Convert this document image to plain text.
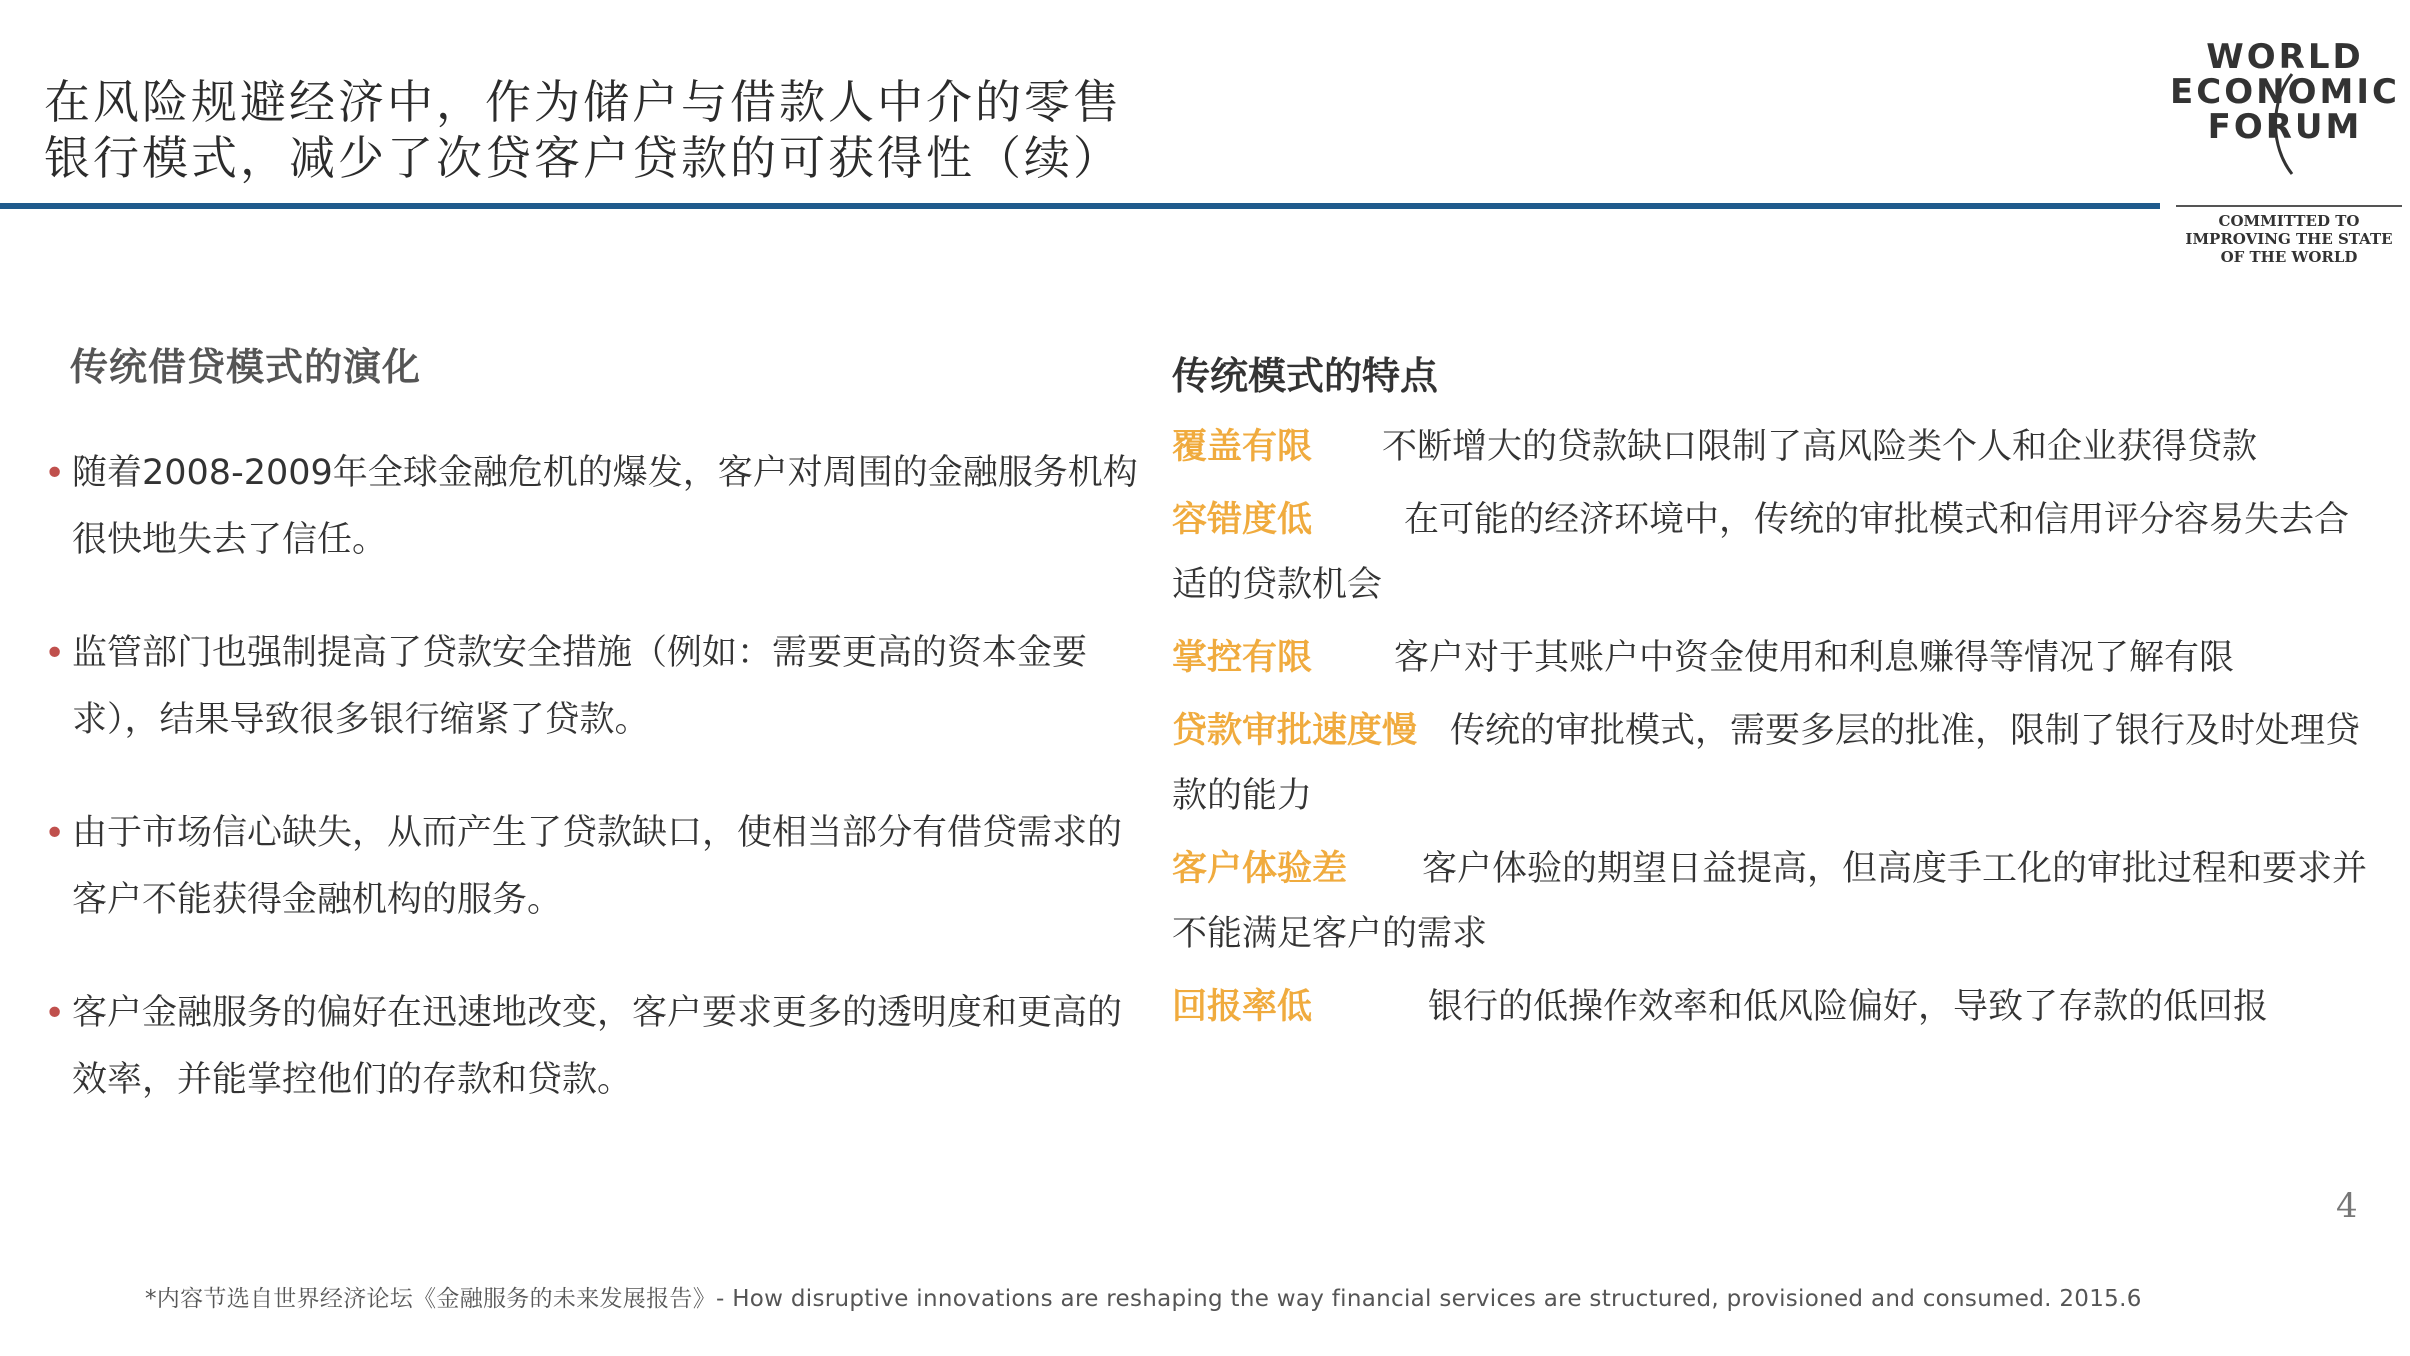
在风险规避经济中，作为储户与借款人中介的零售
银行模式，减少了次贷客户贷款的可获得性（续）
WORLD
ECONOMIC
FORUM
COMMITTED TO
IMPROVING THE STATE
OF THE WORLD
传统借贷模式的演化
• 随着2008-2009年全球金融危机的爆发，客户对周围的金融服务机构很快地失去了信任。
• 监管部门也强制提高了贷款安全措施（例如：需要更高的资本金要求），结果导致很多银行缩紧了贷款。
• 由于市场信心缺失，从而产生了贷款缺口，使相当部分有借贷需求的客户不能获得金融机构的服务。
• 客户金融服务的偏好在迅速地改变，客户要求更多的透明度和更高的效率，并能掌控他们的存款和贷款。
传统模式的特点
覆盖有限 不断增大的贷款缺口限制了高风险类个人和企业获得贷款
容错度低	在可能的经济环境中，传统的审批模式和信用评分容易失去合适的贷款机会
掌控有限 客户对于其账户中资金使用和利息赚得等情况了解有限
贷款审批速度慢 传统的审批模式，需要多层的批准，限制了银行及时处理贷款的能力
客户体验差 客户体验的期望日益提高，但高度手工化的审批过程和要求并不能满足客户的需求
回报率低	银行的低操作效率和低风险偏好，导致了存款的低回报
4
*内容节选自世界经济论坛《金融服务的未来发展报告》- How disruptive innovations are reshaping the way financial services are structured, provisioned and consumed. 2015.6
________________________________________
Problem requirements ::
Copy every record above exactly, leaving out the pictures.

Task result ::
Convert this document image to plain text.
在风险规避经济中，作为储户与借款人中介的零售
银行模式，减少了次贷客户贷款的可获得性（续）
WORLD
ECONOMIC
FORUM
COMMITTED TO
IMPROVING THE STATE
OF THE WORLD
传统借贷模式的演化
• 随着2008-2009年全球金融危机的爆发，客户对周围的金融服务机构很快地失去了信任。
• 监管部门也强制提高了贷款安全措施（例如：需要更高的资本金要求），结果导致很多银行缩紧了贷款。
• 由于市场信心缺失，从而产生了贷款缺口，使相当部分有借贷需求的客户不能获得金融机构的服务。
• 客户金融服务的偏好在迅速地改变，客户要求更多的透明度和更高的效率，并能掌控他们的存款和贷款。
传统模式的特点
覆盖有限 不断增大的贷款缺口限制了高风险类个人和企业获得贷款
容错度低	在可能的经济环境中，传统的审批模式和信用评分容易失去合适的贷款机会
掌控有限 客户对于其账户中资金使用和利息赚得等情况了解有限
贷款审批速度慢 传统的审批模式，需要多层的批准，限制了银行及时处理贷款的能力
客户体验差 客户体验的期望日益提高，但高度手工化的审批过程和要求并不能满足客户的需求
回报率低	银行的低操作效率和低风险偏好，导致了存款的低回报
4
*内容节选自世界经济论坛《金融服务的未来发展报告》- How disruptive innovations are reshaping the way financial services are structured, provisioned and consumed. 2015.6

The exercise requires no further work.